■ The task ■
Without the images, print all the entries below exactly as given.

■ Records for this exercise ■
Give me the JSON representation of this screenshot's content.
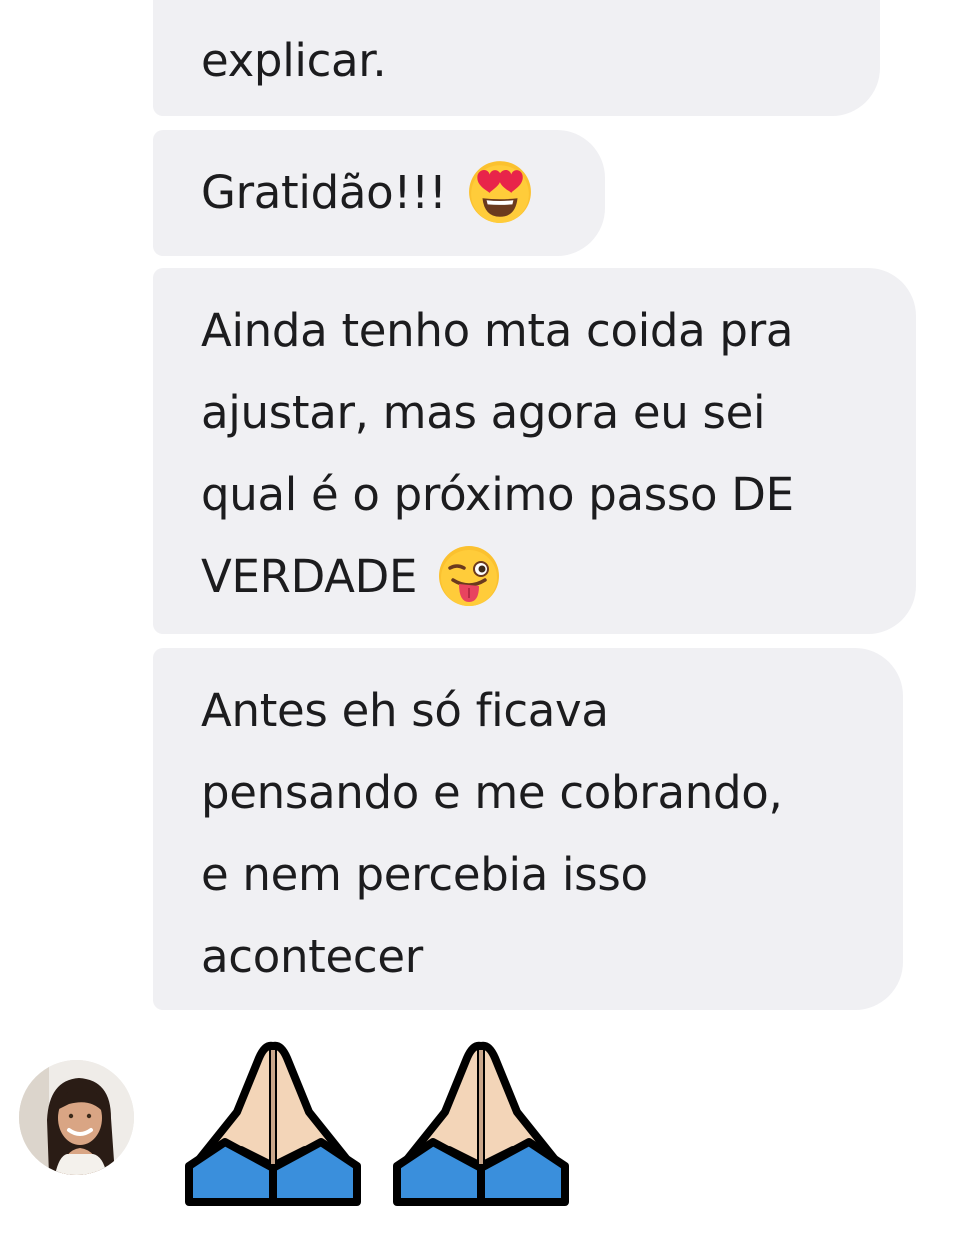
{
  "messages": [
    {
      "lines": [
        "explicar."
      ]
    },
    {
      "lines": [
        "Gratidão!!!"
      ],
      "emoji": "heart-eyes-emoji"
    },
    {
      "lines": [
        "Ainda tenho mta coida pra",
        "ajustar, mas agora eu sei",
        "qual é o próximo passo DE",
        "VERDADE"
      ],
      "emoji": "winking-tongue-emoji"
    },
    {
      "lines": [
        "Antes eh só ficava",
        "pensando e me cobrando,",
        "e nem percebia isso",
        "acontecer"
      ]
    }
  ],
  "last_message": {
    "emojis": [
      "folded-hands-emoji",
      "folded-hands-emoji"
    ]
  },
  "sender": {
    "avatar": "avatar-photo-woman"
  },
  "colors": {
    "bubble_background": "#f0f0f3",
    "text": "#1c1c1e",
    "sleeve": "#3a8fdc",
    "skin": "#f3d5b8"
  }
}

■ Complete output ■
Give me the JSON representation of this screenshot's content.
{
  "messages": [
    {
      "lines": [
        "explicar."
      ]
    },
    {
      "lines": [
        "Gratidão!!!"
      ],
      "emoji": "heart-eyes-emoji"
    },
    {
      "lines": [
        "Ainda tenho mta coida pra",
        "ajustar, mas agora eu sei",
        "qual é o próximo passo DE",
        "VERDADE"
      ],
      "emoji": "winking-tongue-emoji"
    },
    {
      "lines": [
        "Antes eh só ficava",
        "pensando e me cobrando,",
        "e nem percebia isso",
        "acontecer"
      ]
    }
  ],
  "last_message": {
    "emojis": [
      "folded-hands-emoji",
      "folded-hands-emoji"
    ]
  },
  "sender": {
    "avatar": "avatar-photo-woman"
  },
  "colors": {
    "bubble_background": "#f0f0f3",
    "text": "#1c1c1e",
    "sleeve": "#3a8fdc",
    "skin": "#f3d5b8"
  }
}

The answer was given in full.